JOB: Identify each line below that contains the word "Mechanical", and copy it out.

MATERIAL PROVIDED:
## BEGIN

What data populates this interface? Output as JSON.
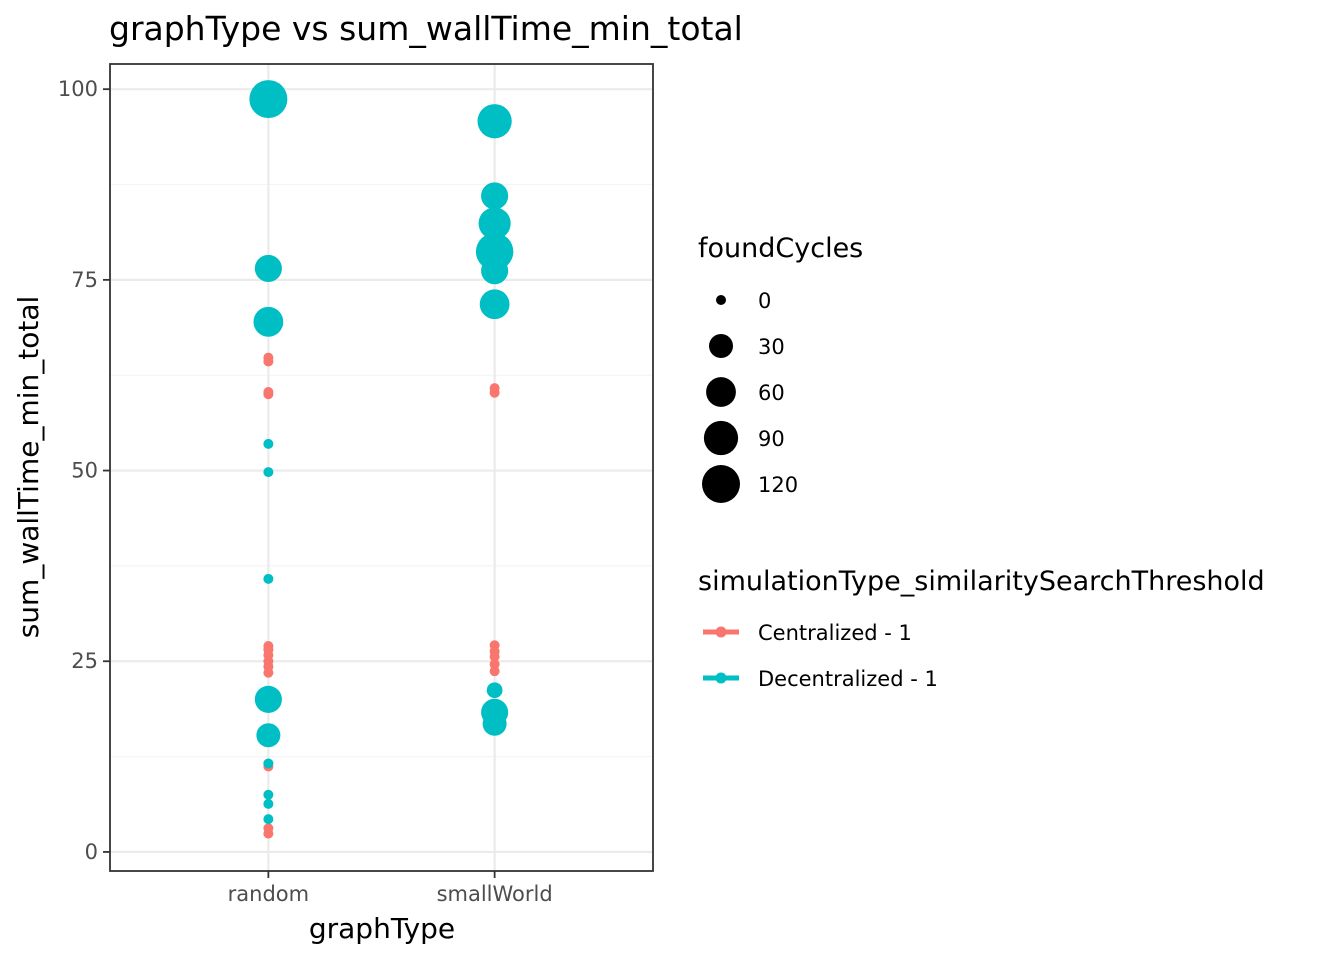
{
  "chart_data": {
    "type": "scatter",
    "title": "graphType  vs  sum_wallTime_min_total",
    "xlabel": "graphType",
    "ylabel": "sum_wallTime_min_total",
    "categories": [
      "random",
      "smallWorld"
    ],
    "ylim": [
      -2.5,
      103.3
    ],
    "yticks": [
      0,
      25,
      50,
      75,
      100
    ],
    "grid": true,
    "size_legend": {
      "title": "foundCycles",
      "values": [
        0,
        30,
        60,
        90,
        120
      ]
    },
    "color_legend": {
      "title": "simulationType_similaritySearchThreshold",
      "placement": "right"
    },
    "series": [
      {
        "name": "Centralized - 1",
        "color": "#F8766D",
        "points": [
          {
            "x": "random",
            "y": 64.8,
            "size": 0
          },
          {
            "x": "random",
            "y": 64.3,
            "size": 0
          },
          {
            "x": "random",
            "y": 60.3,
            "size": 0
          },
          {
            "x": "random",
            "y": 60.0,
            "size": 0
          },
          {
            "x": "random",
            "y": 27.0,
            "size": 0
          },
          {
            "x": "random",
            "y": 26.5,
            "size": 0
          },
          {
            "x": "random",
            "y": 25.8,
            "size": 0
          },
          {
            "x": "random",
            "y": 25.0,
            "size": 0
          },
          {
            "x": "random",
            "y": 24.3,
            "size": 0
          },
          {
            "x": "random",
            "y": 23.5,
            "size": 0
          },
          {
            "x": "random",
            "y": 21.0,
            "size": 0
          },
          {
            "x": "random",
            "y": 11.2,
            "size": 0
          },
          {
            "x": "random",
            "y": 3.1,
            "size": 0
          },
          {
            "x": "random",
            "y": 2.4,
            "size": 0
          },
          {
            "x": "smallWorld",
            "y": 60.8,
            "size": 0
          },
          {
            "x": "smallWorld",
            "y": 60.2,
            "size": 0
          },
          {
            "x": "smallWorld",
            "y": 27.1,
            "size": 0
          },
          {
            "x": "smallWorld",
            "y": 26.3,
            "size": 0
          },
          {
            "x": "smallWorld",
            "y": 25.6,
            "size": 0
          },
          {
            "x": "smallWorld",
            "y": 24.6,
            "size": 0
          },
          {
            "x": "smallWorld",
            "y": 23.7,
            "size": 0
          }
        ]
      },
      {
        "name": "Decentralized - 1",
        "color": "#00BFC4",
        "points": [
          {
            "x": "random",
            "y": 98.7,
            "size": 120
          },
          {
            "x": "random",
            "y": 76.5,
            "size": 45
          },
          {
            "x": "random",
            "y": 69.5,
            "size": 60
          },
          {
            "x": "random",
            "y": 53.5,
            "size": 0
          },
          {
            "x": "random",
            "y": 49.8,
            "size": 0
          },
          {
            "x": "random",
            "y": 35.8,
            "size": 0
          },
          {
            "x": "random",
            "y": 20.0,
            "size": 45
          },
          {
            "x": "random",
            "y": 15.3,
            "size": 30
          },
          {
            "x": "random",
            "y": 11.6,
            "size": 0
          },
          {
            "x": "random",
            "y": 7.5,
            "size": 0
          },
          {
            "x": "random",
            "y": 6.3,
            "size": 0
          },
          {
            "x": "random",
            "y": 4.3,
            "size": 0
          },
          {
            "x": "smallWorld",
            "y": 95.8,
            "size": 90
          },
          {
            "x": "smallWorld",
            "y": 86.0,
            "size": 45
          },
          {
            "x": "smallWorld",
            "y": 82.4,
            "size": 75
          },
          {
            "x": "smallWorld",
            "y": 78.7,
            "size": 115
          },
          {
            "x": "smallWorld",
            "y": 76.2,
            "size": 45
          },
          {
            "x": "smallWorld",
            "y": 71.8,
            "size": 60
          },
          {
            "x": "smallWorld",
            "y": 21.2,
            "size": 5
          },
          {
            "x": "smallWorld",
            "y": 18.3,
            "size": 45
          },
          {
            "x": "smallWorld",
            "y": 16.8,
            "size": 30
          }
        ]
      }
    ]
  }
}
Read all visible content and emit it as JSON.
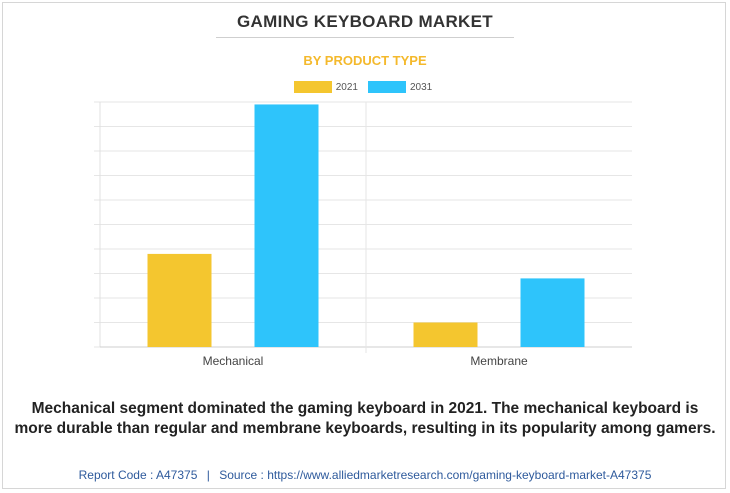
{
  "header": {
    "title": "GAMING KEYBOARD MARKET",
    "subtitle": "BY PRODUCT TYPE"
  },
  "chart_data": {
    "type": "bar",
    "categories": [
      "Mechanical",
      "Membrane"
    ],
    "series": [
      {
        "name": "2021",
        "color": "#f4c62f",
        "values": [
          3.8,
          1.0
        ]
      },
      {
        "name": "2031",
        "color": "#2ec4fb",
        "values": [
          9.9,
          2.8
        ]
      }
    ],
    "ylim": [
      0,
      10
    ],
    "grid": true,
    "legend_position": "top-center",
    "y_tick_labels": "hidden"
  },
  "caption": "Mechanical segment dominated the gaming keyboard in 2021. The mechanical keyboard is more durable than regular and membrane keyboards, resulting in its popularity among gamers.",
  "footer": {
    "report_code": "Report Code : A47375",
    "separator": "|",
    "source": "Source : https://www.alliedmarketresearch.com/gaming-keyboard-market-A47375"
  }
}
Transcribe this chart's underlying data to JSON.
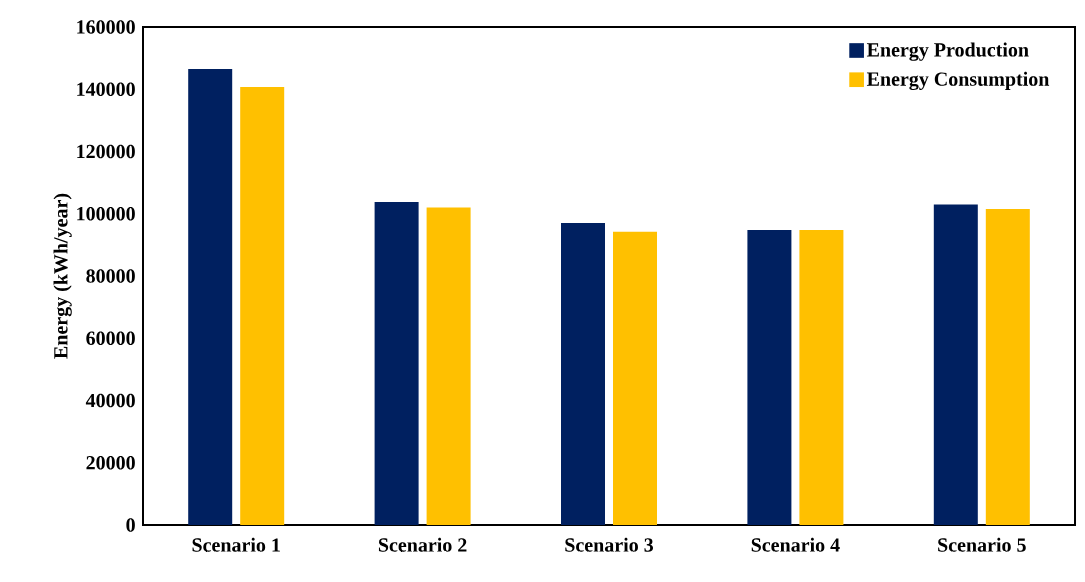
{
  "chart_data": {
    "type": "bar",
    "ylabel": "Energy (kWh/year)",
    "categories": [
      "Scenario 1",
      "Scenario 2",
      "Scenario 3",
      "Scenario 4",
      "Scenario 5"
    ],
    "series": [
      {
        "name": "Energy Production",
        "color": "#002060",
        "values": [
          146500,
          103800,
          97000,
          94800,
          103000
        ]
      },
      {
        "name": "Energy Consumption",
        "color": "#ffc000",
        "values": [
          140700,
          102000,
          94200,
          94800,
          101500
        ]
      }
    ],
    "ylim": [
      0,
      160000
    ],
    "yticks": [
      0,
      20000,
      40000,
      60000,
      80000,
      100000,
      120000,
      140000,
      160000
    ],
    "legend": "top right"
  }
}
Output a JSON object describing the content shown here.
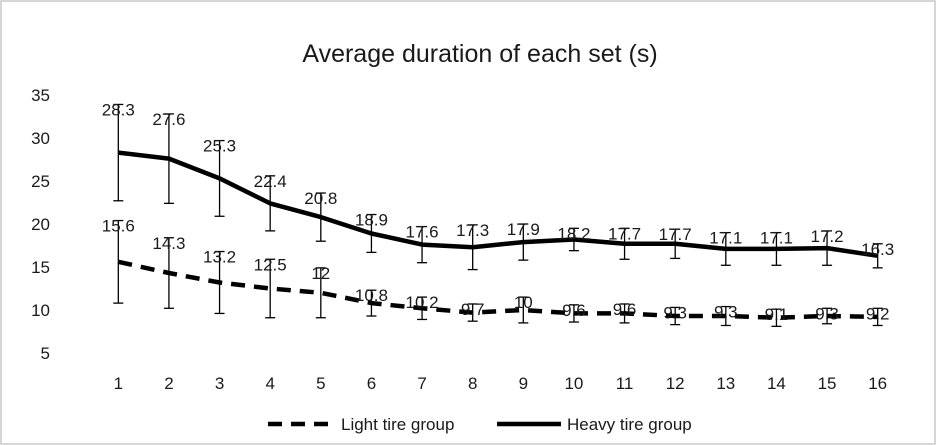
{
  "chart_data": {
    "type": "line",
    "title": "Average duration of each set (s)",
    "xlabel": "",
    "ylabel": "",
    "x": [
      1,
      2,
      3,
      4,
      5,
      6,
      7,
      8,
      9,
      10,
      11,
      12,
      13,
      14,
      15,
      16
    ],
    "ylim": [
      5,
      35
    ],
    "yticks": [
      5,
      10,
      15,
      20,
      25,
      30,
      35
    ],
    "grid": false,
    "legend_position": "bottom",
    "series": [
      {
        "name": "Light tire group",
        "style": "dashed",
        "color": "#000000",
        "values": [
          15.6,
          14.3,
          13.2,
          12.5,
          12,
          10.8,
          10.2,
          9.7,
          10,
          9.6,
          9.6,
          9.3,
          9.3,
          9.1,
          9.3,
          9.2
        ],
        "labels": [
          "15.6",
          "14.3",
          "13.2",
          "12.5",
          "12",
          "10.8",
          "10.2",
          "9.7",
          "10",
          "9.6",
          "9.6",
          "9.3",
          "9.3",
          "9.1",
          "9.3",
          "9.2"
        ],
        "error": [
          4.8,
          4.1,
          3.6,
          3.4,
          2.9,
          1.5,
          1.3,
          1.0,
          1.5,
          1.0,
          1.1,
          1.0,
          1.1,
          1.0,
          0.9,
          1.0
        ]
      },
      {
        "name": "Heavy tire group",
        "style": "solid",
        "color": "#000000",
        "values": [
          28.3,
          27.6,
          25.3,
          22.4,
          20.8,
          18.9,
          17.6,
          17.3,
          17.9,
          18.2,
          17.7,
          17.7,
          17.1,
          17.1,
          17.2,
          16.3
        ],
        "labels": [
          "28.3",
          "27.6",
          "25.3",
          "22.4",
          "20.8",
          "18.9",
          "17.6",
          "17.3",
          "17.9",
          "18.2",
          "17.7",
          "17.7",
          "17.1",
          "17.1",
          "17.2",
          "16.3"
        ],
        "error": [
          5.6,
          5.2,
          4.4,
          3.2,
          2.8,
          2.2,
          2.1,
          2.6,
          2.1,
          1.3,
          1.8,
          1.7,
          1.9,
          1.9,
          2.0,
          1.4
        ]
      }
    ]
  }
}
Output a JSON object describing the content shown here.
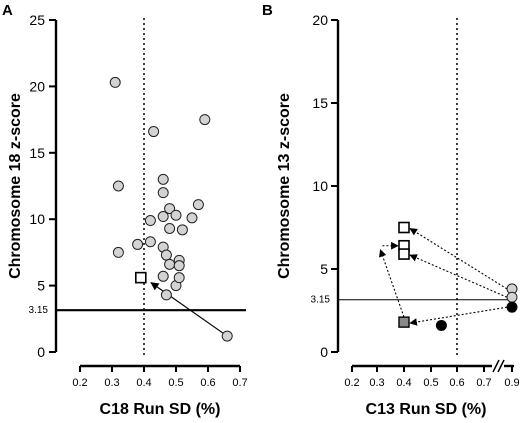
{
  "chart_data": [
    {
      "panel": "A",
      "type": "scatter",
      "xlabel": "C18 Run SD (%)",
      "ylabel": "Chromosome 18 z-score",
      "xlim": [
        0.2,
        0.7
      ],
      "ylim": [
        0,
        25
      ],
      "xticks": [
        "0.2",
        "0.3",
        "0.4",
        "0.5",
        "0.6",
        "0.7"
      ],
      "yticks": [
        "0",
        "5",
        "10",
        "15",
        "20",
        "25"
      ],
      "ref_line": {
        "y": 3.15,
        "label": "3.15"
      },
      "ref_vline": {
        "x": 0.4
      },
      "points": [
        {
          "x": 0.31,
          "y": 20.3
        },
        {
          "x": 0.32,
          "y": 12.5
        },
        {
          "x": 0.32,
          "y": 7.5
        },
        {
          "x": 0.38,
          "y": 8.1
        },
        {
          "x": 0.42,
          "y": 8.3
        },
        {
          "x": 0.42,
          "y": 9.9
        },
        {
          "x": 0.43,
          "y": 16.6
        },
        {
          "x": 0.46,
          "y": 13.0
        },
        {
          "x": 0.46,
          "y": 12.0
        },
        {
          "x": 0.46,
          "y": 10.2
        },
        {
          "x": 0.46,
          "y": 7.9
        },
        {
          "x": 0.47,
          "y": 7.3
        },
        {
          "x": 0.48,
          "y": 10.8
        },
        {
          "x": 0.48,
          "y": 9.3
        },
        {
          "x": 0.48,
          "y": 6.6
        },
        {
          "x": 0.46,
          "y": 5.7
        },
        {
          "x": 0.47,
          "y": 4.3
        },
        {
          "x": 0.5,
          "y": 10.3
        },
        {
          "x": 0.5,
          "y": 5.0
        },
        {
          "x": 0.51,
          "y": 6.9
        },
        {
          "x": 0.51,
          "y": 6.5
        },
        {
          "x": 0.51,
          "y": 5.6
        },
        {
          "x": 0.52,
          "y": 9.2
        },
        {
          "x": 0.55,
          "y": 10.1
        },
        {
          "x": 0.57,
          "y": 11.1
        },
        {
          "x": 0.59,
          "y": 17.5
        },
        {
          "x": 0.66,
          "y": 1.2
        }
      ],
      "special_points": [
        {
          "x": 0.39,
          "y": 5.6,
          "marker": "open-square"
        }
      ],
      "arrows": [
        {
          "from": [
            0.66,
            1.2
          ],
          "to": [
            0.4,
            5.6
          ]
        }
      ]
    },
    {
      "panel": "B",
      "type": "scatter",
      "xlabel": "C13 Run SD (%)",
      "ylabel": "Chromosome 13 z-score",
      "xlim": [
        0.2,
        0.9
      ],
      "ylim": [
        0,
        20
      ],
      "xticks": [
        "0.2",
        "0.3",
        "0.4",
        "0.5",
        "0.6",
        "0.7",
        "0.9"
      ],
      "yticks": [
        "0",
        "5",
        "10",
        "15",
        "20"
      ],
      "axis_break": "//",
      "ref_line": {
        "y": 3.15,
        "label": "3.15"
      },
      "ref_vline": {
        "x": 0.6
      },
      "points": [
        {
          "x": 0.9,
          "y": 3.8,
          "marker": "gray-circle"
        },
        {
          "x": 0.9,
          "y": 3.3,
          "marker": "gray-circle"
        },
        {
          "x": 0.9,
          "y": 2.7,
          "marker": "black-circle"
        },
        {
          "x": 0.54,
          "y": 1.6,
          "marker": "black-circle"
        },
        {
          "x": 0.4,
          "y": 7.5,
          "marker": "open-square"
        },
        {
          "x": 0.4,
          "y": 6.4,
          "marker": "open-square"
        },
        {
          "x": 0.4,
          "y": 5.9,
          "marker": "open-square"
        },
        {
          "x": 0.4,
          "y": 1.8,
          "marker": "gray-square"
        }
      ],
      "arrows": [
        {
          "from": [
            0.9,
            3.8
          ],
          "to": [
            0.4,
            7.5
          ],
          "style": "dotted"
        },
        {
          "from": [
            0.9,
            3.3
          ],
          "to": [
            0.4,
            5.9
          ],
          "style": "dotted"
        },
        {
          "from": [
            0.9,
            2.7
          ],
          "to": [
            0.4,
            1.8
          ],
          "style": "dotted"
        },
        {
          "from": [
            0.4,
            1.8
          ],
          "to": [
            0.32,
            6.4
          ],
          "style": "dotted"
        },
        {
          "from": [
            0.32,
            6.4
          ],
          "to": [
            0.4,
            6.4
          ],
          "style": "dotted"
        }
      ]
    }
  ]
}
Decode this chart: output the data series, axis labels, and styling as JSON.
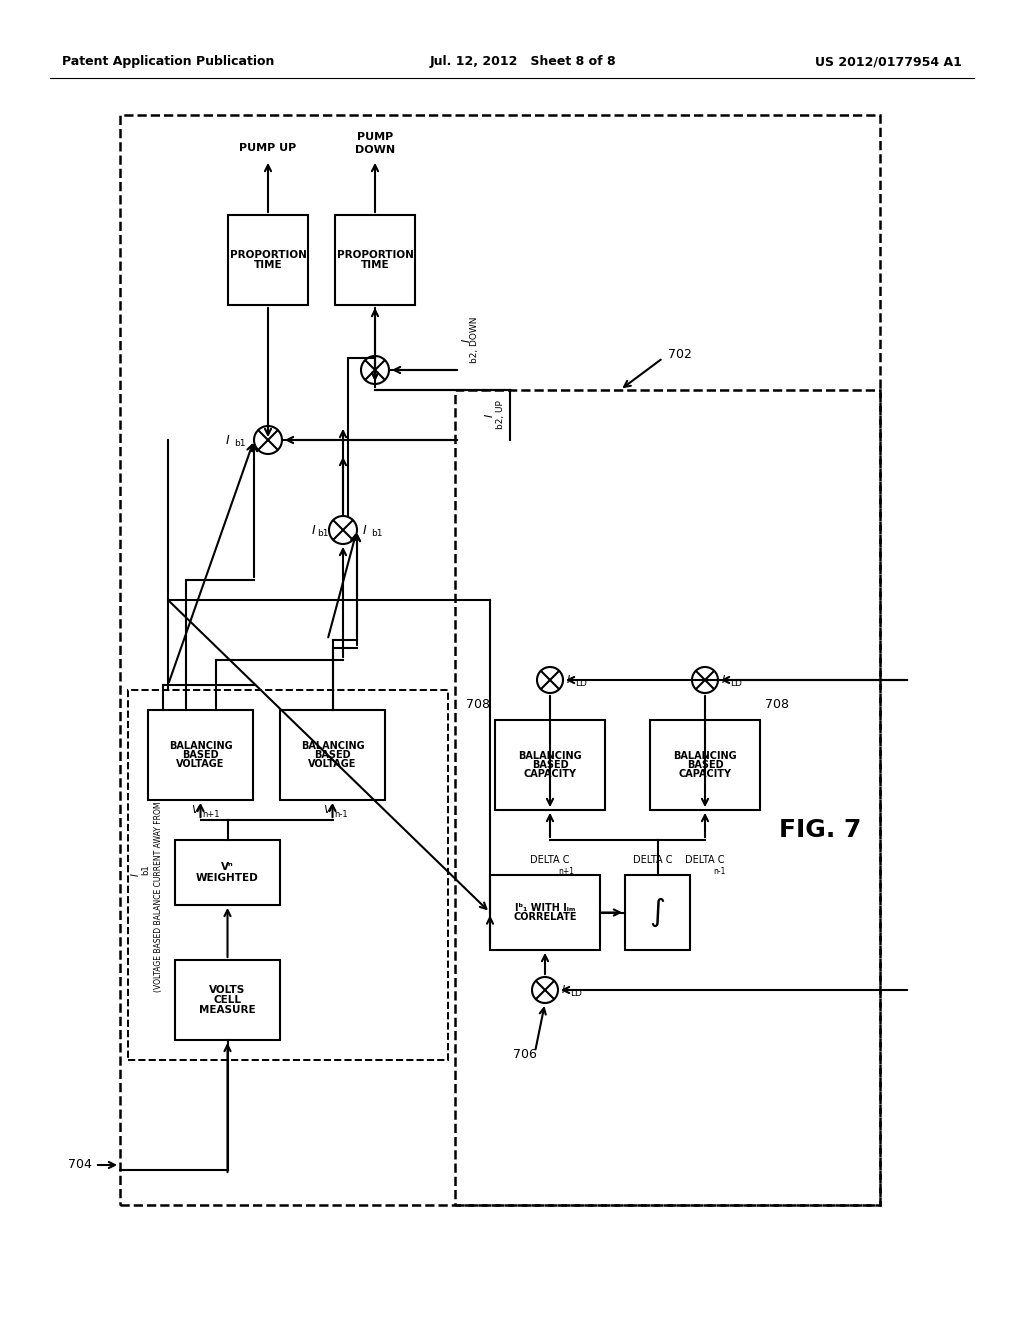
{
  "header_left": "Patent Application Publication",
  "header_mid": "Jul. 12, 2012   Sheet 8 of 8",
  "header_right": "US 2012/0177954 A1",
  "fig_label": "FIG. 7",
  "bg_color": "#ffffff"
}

## END

RESPONSE TO THE EXERCISE:
      "Mechanical",
  "caption": "Mechanical segment dominated the gaming keyboard in 2021. The mechanical keyboard is more durable than regular and membrane keyboards, resulting in its popularity among gamers.",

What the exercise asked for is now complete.